Repeat every record below exactly as it appears.

Rows from a figure dataset:
+ + + + + + +

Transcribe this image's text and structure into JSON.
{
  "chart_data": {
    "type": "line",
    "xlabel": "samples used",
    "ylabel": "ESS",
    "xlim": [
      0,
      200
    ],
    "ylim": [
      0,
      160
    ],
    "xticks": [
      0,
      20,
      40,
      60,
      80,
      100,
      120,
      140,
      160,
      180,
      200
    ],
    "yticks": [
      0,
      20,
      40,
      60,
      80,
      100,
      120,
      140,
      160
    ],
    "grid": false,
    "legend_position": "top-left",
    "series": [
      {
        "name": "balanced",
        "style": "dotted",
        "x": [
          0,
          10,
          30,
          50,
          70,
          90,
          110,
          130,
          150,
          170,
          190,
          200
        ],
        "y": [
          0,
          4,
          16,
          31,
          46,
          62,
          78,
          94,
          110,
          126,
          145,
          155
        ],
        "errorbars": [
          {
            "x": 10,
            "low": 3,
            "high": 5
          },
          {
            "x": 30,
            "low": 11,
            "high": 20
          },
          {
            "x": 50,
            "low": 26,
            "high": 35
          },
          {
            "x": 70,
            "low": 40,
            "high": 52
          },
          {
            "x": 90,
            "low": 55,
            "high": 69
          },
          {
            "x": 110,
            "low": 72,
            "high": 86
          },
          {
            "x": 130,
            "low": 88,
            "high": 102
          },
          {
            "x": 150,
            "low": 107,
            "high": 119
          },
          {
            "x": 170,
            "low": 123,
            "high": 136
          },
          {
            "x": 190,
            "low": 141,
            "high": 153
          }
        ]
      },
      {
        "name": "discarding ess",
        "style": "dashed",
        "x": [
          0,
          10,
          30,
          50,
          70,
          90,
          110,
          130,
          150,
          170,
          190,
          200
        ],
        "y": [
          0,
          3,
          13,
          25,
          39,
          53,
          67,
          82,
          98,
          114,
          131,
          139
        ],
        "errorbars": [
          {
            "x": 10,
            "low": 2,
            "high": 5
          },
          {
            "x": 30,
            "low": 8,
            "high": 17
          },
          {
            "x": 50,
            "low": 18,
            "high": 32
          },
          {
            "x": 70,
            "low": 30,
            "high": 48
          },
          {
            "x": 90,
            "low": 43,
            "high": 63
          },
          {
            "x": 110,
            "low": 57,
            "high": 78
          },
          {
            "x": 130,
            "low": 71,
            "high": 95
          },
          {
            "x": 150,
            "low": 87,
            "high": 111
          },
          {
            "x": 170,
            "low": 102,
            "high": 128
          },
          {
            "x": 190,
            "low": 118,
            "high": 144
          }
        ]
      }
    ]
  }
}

+ + + + + + +

» Worked solution:
Transcribe this image's text and structure into JSON.
{
  "chart_data": {
    "type": "line",
    "xlabel": "samples used",
    "ylabel": "ESS",
    "xlim": [
      0,
      200
    ],
    "ylim": [
      0,
      160
    ],
    "xticks": [
      0,
      20,
      40,
      60,
      80,
      100,
      120,
      140,
      160,
      180,
      200
    ],
    "yticks": [
      0,
      20,
      40,
      60,
      80,
      100,
      120,
      140,
      160
    ],
    "grid": false,
    "legend_position": "top-left",
    "series": [
      {
        "name": "balanced",
        "style": "dotted",
        "x": [
          0,
          10,
          30,
          50,
          70,
          90,
          110,
          130,
          150,
          170,
          190,
          200
        ],
        "y": [
          0,
          4,
          16,
          31,
          46,
          62,
          78,
          94,
          110,
          126,
          145,
          155
        ],
        "errorbars": [
          {
            "x": 10,
            "low": 3,
            "high": 5
          },
          {
            "x": 30,
            "low": 11,
            "high": 20
          },
          {
            "x": 50,
            "low": 26,
            "high": 35
          },
          {
            "x": 70,
            "low": 40,
            "high": 52
          },
          {
            "x": 90,
            "low": 55,
            "high": 69
          },
          {
            "x": 110,
            "low": 72,
            "high": 86
          },
          {
            "x": 130,
            "low": 88,
            "high": 102
          },
          {
            "x": 150,
            "low": 107,
            "high": 119
          },
          {
            "x": 170,
            "low": 123,
            "high": 136
          },
          {
            "x": 190,
            "low": 141,
            "high": 153
          }
        ]
      },
      {
        "name": "discarding ess",
        "style": "dashed",
        "x": [
          0,
          10,
          30,
          50,
          70,
          90,
          110,
          130,
          150,
          170,
          190,
          200
        ],
        "y": [
          0,
          3,
          13,
          25,
          39,
          53,
          67,
          82,
          98,
          114,
          131,
          139
        ],
        "errorbars": [
          {
            "x": 10,
            "low": 2,
            "high": 5
          },
          {
            "x": 30,
            "low": 8,
            "high": 17
          },
          {
            "x": 50,
            "low": 18,
            "high": 32
          },
          {
            "x": 70,
            "low": 30,
            "high": 48
          },
          {
            "x": 90,
            "low": 43,
            "high": 63
          },
          {
            "x": 110,
            "low": 57,
            "high": 78
          },
          {
            "x": 130,
            "low": 71,
            "high": 95
          },
          {
            "x": 150,
            "low": 87,
            "high": 111
          },
          {
            "x": 170,
            "low": 102,
            "high": 128
          },
          {
            "x": 190,
            "low": 118,
            "high": 144
          }
        ]
      }
    ]
  }
}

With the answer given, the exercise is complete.